Check each line of the records below for the string "right", then state how many lines contain it, with no other output.

### [Given data]
_ _ _ _ _ _ _
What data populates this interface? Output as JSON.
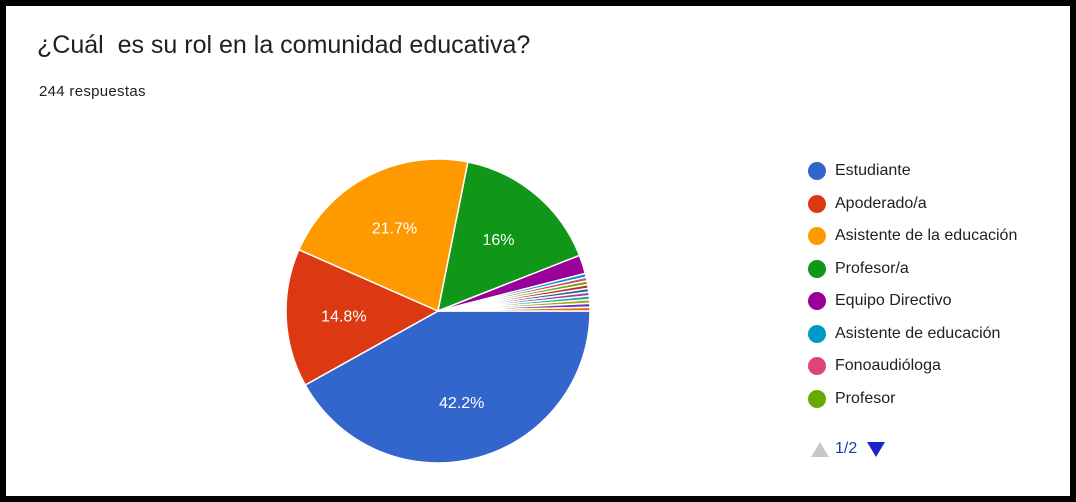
{
  "question": {
    "title": "¿Cuál  es su rol en la comunidad educativa?",
    "responses": "244 respuestas"
  },
  "chart_data": {
    "type": "pie",
    "categories": [
      "Estudiante",
      "Apoderado/a",
      "Asistente de la educación",
      "Profesor/a",
      "Equipo Directivo",
      "Asistente de educación",
      "Fonoaudióloga",
      "Profesor"
    ],
    "values": [
      42.2,
      14.8,
      21.7,
      16,
      2.0,
      0.4,
      0.4,
      0.4
    ],
    "data_labels": [
      "42.2%",
      "14.8%",
      "21.7%",
      "16%",
      "",
      "",
      "",
      ""
    ],
    "colors": [
      "#3366cc",
      "#dc3912",
      "#ff9900",
      "#109618",
      "#990099",
      "#0099c6",
      "#dd4477",
      "#66aa00"
    ],
    "other_small_slices": {
      "count": 7,
      "values": [
        0.4,
        0.4,
        0.4,
        0.4,
        0.4,
        0.4,
        0.4
      ],
      "colors": [
        "#b82e2e",
        "#316395",
        "#994499",
        "#22aa99",
        "#aaaa11",
        "#6633cc",
        "#e67300"
      ]
    },
    "legend_position": "right"
  },
  "legend": {
    "items": [
      {
        "label": "Estudiante",
        "color": "#3366cc"
      },
      {
        "label": "Apoderado/a",
        "color": "#dc3912"
      },
      {
        "label": "Asistente de la educación",
        "color": "#ff9900"
      },
      {
        "label": "Profesor/a",
        "color": "#109618"
      },
      {
        "label": "Equipo Directivo",
        "color": "#990099"
      },
      {
        "label": "Asistente de educación",
        "color": "#0099c6"
      },
      {
        "label": "Fonoaudióloga",
        "color": "#dd4477"
      },
      {
        "label": "Profesor",
        "color": "#66aa00"
      }
    ],
    "page_text": "1/2"
  }
}
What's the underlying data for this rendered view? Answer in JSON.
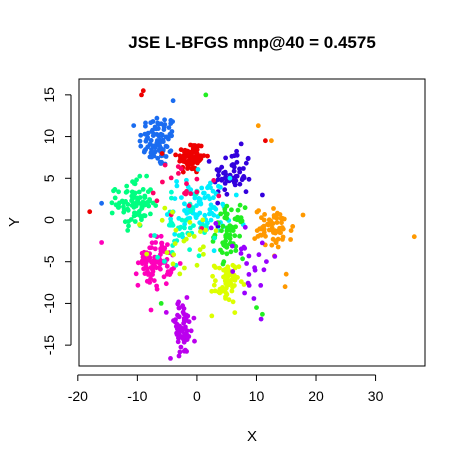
{
  "chart_data": {
    "type": "scatter",
    "title": "JSE L-BFGS mnp@40 = 0.4575",
    "xlabel": "X",
    "ylabel": "Y",
    "xlim": [
      -19.8,
      38.3
    ],
    "ylim": [
      -17.5,
      16.9
    ],
    "x_ticks": [
      -20,
      -10,
      0,
      10,
      20,
      30
    ],
    "y_ticks": [
      -15,
      -10,
      -5,
      0,
      5,
      10,
      15
    ],
    "grid": false,
    "legend": "none",
    "point_style": "filled circle",
    "clusters": [
      {
        "color": "#1a6cf0",
        "center": [
          -6.5,
          9.5
        ],
        "spread": [
          1.6,
          1.6
        ],
        "n": 90
      },
      {
        "color": "#ee0000",
        "center": [
          -1,
          7.5
        ],
        "spread": [
          1.2,
          1.0
        ],
        "n": 80
      },
      {
        "color": "#3300dd",
        "center": [
          6,
          5.5
        ],
        "spread": [
          1.6,
          1.5
        ],
        "n": 60
      },
      {
        "color": "#00ff80",
        "center": [
          -10.5,
          2
        ],
        "spread": [
          1.5,
          1.4
        ],
        "n": 85
      },
      {
        "color": "#00eeff",
        "center": [
          0.5,
          1.5
        ],
        "spread": [
          2.6,
          1.8
        ],
        "n": 95
      },
      {
        "color": "#22ee22",
        "center": [
          5.5,
          -1.5
        ],
        "spread": [
          1.2,
          1.5
        ],
        "n": 70
      },
      {
        "color": "#ff9900",
        "center": [
          13,
          -1
        ],
        "spread": [
          1.6,
          1.2
        ],
        "n": 65
      },
      {
        "color": "#ff00bb",
        "center": [
          -7,
          -5
        ],
        "spread": [
          1.4,
          1.5
        ],
        "n": 85
      },
      {
        "color": "#ddff00",
        "center": [
          5,
          -7.5
        ],
        "spread": [
          1.0,
          1.2
        ],
        "n": 60
      },
      {
        "color": "#bb00ee",
        "center": [
          -2.5,
          -13
        ],
        "spread": [
          1.1,
          1.7
        ],
        "n": 60
      },
      {
        "color": "#00ffcc",
        "center": [
          -2,
          -1
        ],
        "spread": [
          2.2,
          1.8
        ],
        "n": 40
      },
      {
        "color": "#ff0066",
        "center": [
          -3,
          3
        ],
        "spread": [
          3.0,
          2.5
        ],
        "n": 20
      },
      {
        "color": "#ccff00",
        "center": [
          -2,
          -3
        ],
        "spread": [
          3.0,
          2.5
        ],
        "n": 25
      },
      {
        "color": "#9900ff",
        "center": [
          8,
          -4
        ],
        "spread": [
          3.0,
          3.0
        ],
        "n": 25
      }
    ],
    "outliers": [
      {
        "x": 36.5,
        "y": -2,
        "color": "#ff9900"
      },
      {
        "x": -18,
        "y": 1,
        "color": "#ee0000"
      },
      {
        "x": -16,
        "y": -2.7,
        "color": "#ff00bb"
      },
      {
        "x": -9,
        "y": 15.5,
        "color": "#ee0000"
      },
      {
        "x": -9.3,
        "y": 15,
        "color": "#ee0000"
      },
      {
        "x": 1.5,
        "y": 15,
        "color": "#22ee22"
      },
      {
        "x": -4,
        "y": 14.3,
        "color": "#1a6cf0"
      },
      {
        "x": 11.5,
        "y": 9.5,
        "color": "#ee0000"
      },
      {
        "x": 12.5,
        "y": 9.5,
        "color": "#ff9900"
      },
      {
        "x": 10.3,
        "y": 11.3,
        "color": "#ff9900"
      },
      {
        "x": 15,
        "y": -6.5,
        "color": "#ff9900"
      },
      {
        "x": 14.8,
        "y": -8,
        "color": "#ff9900"
      },
      {
        "x": 10,
        "y": -10.5,
        "color": "#22ee22"
      },
      {
        "x": 11,
        "y": -11.3,
        "color": "#22ee22"
      },
      {
        "x": 2.5,
        "y": -11.5,
        "color": "#ddff00"
      },
      {
        "x": -6,
        "y": -10,
        "color": "#22ee22"
      },
      {
        "x": -14,
        "y": 3.5,
        "color": "#00ff80"
      },
      {
        "x": -16,
        "y": 2,
        "color": "#1a6cf0"
      },
      {
        "x": 11,
        "y": 3,
        "color": "#3300dd"
      },
      {
        "x": -3,
        "y": -16.3,
        "color": "#bb00ee"
      }
    ]
  }
}
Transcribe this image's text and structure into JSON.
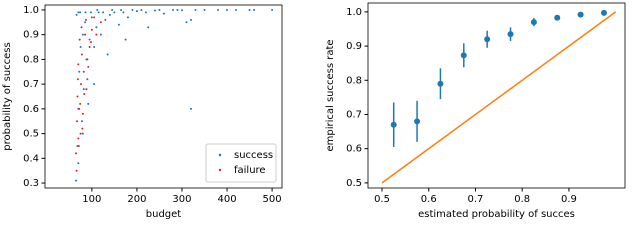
{
  "chart_data": [
    {
      "type": "scatter",
      "xlabel": "budget",
      "ylabel": "probability of success",
      "xlim": [
        -4,
        522
      ],
      "ylim": [
        0.28,
        1.02
      ],
      "xticks": [
        100,
        200,
        300,
        400,
        500
      ],
      "yticks": [
        0.3,
        0.4,
        0.5,
        0.6,
        0.7,
        0.8,
        0.9,
        {
          "value": 1,
          "label": "1.0"
        }
      ],
      "legend": "lower right",
      "series": [
        {
          "name": "success",
          "color": "#1f77b4",
          "x": [
            65,
            68,
            70,
            72,
            75,
            78,
            80,
            82,
            85,
            88,
            90,
            95,
            100,
            105,
            110,
            115,
            120,
            130,
            140,
            150,
            160,
            170,
            180,
            200,
            220,
            240,
            260,
            280,
            300,
            320,
            350,
            380,
            420,
            460,
            500,
            66,
            74,
            86,
            98,
            112,
            125,
            145,
            165,
            190,
            210,
            250,
            290,
            330,
            400,
            450,
            70,
            80,
            92,
            105,
            135,
            175,
            225,
            320,
            310,
            70
          ],
          "values": [
            0.31,
            0.45,
            0.6,
            0.75,
            0.85,
            0.55,
            0.9,
            0.68,
            0.95,
            0.8,
            0.72,
            0.88,
            0.97,
            0.85,
            0.93,
            0.99,
            0.9,
            0.96,
            0.98,
            0.99,
            0.94,
            0.99,
            0.97,
            0.995,
            0.99,
            0.998,
            0.985,
            1.0,
            0.999,
            0.96,
            1.0,
            1.0,
            1.0,
            1.0,
            1.0,
            0.98,
            0.99,
            0.99,
            0.99,
            1.0,
            0.99,
            1.0,
            1.0,
            1.0,
            1.0,
            1.0,
            1.0,
            1.0,
            1.0,
            1.0,
            0.38,
            0.5,
            0.62,
            0.7,
            0.82,
            0.88,
            0.93,
            0.6,
            0.95,
            0.99
          ]
        },
        {
          "name": "failure",
          "color": "#d62728",
          "x": [
            65,
            67,
            68,
            70,
            70,
            72,
            73,
            75,
            76,
            78,
            80,
            82,
            85,
            88,
            90,
            95,
            100,
            110,
            120,
            66,
            69,
            71,
            74,
            77,
            79,
            83,
            87,
            92,
            98,
            105
          ],
          "values": [
            0.42,
            0.55,
            0.65,
            0.48,
            0.78,
            0.6,
            0.88,
            0.5,
            0.7,
            0.82,
            0.58,
            0.75,
            0.9,
            0.68,
            0.8,
            0.85,
            0.92,
            0.9,
            0.95,
            0.35,
            0.72,
            0.45,
            0.62,
            0.93,
            0.52,
            0.66,
            0.96,
            0.77,
            0.87,
            0.97
          ]
        }
      ]
    },
    {
      "type": "errorbar",
      "xlabel": "estimated probability of succes",
      "ylabel": "empirical success rate",
      "xlim": [
        0.47,
        1.02
      ],
      "ylim": [
        0.485,
        1.026
      ],
      "xticks": [
        0.5,
        0.6,
        0.7,
        0.8,
        0.9
      ],
      "yticks": [
        0.5,
        0.6,
        0.7,
        0.8,
        0.9,
        {
          "value": 1,
          "label": "1.0"
        }
      ],
      "series": [
        {
          "type": "line",
          "color": "#ff7f0e",
          "x": [
            0.5,
            1
          ],
          "values": [
            0.5,
            1
          ]
        },
        {
          "type": "errorbar",
          "color": "#1f77b4",
          "x": [
            0.525,
            0.575,
            0.625,
            0.675,
            0.725,
            0.775,
            0.825,
            0.875,
            0.925,
            0.975
          ],
          "values": [
            0.67,
            0.68,
            0.79,
            0.873,
            0.92,
            0.935,
            0.97,
            0.983,
            0.992,
            0.997
          ],
          "errors": [
            0.065,
            0.06,
            0.045,
            0.035,
            0.025,
            0.02,
            0.012,
            0.006,
            0.004,
            0.003
          ]
        }
      ]
    }
  ]
}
_ _ _ _ _ _ _
### [Solution to this exercise]
2